Data records |
________________

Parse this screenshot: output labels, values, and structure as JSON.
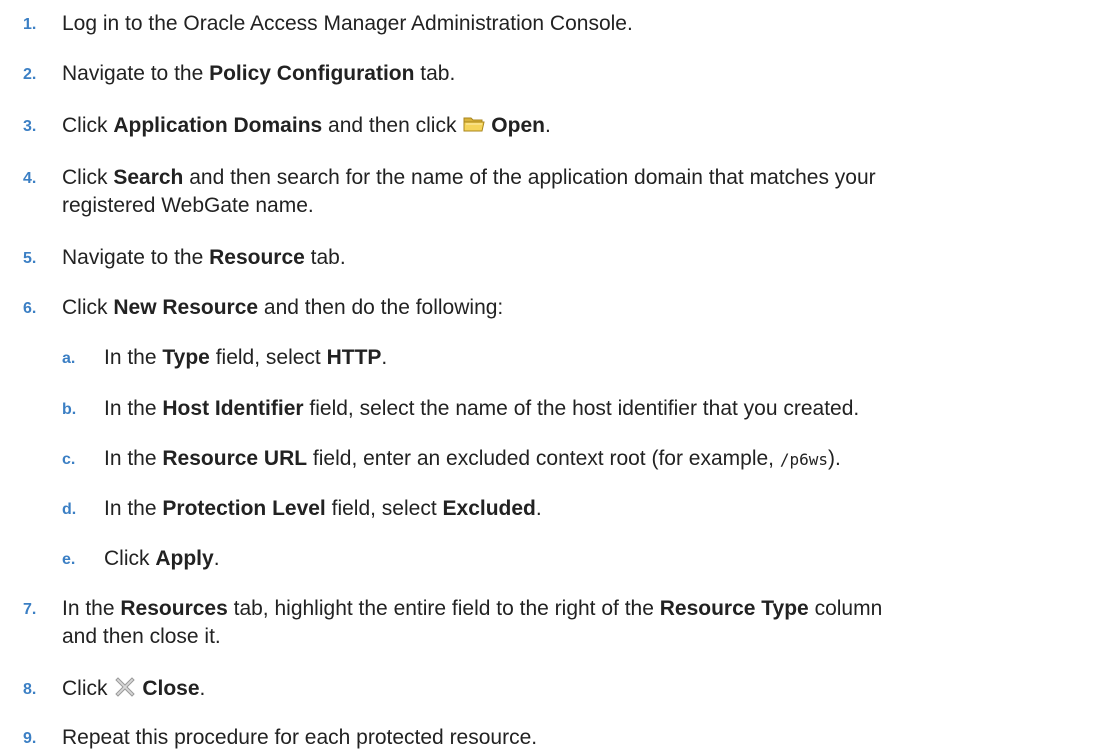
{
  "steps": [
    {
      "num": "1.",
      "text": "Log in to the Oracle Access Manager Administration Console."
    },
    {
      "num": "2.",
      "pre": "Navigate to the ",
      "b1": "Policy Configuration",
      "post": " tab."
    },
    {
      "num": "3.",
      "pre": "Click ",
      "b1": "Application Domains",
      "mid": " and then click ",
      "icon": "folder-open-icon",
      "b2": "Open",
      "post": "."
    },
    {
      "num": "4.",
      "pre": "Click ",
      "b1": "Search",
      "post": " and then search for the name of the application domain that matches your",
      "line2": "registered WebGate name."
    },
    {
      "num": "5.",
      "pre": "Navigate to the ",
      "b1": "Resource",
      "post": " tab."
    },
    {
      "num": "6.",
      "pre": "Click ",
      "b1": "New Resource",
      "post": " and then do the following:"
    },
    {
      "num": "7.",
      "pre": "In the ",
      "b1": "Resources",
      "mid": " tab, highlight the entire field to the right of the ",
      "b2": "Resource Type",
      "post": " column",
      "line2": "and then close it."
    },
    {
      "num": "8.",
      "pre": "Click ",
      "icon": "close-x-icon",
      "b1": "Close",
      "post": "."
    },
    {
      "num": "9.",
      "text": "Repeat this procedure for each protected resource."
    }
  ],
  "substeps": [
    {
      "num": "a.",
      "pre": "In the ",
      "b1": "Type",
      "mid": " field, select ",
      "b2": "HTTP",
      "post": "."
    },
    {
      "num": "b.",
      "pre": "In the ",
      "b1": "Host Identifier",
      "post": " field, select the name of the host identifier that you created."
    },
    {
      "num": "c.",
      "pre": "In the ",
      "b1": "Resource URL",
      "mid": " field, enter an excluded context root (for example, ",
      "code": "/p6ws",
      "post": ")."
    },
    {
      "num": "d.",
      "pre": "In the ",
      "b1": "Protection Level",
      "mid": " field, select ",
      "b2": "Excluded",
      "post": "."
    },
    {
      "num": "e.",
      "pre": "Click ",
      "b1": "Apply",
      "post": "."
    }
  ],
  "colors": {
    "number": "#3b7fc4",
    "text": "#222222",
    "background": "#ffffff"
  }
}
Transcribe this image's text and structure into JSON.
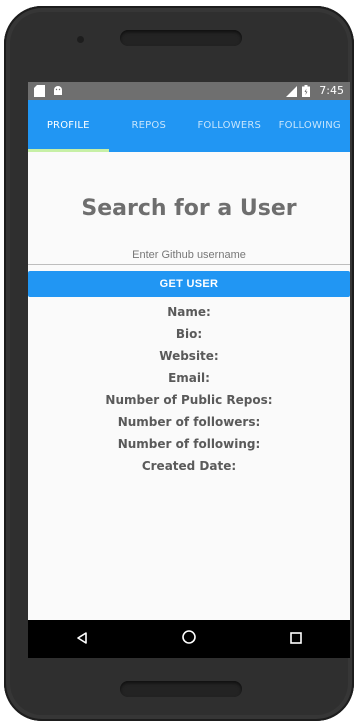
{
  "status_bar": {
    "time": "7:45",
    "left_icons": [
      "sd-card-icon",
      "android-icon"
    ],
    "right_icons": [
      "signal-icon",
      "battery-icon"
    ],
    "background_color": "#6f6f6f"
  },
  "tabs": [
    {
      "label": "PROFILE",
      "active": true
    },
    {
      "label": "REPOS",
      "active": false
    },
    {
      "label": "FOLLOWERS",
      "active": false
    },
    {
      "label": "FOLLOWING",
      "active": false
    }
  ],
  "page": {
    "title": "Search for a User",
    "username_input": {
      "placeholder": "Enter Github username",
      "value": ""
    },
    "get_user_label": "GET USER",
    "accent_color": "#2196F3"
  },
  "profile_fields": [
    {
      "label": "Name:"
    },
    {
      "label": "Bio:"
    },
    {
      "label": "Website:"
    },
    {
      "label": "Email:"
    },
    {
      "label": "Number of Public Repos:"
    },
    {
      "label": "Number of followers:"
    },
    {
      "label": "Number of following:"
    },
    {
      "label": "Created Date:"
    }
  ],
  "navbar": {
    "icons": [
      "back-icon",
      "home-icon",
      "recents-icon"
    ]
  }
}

________________

Problem to solve |
Across the data, tally the lines containing "then" and give back the number alone.

Completed task |
4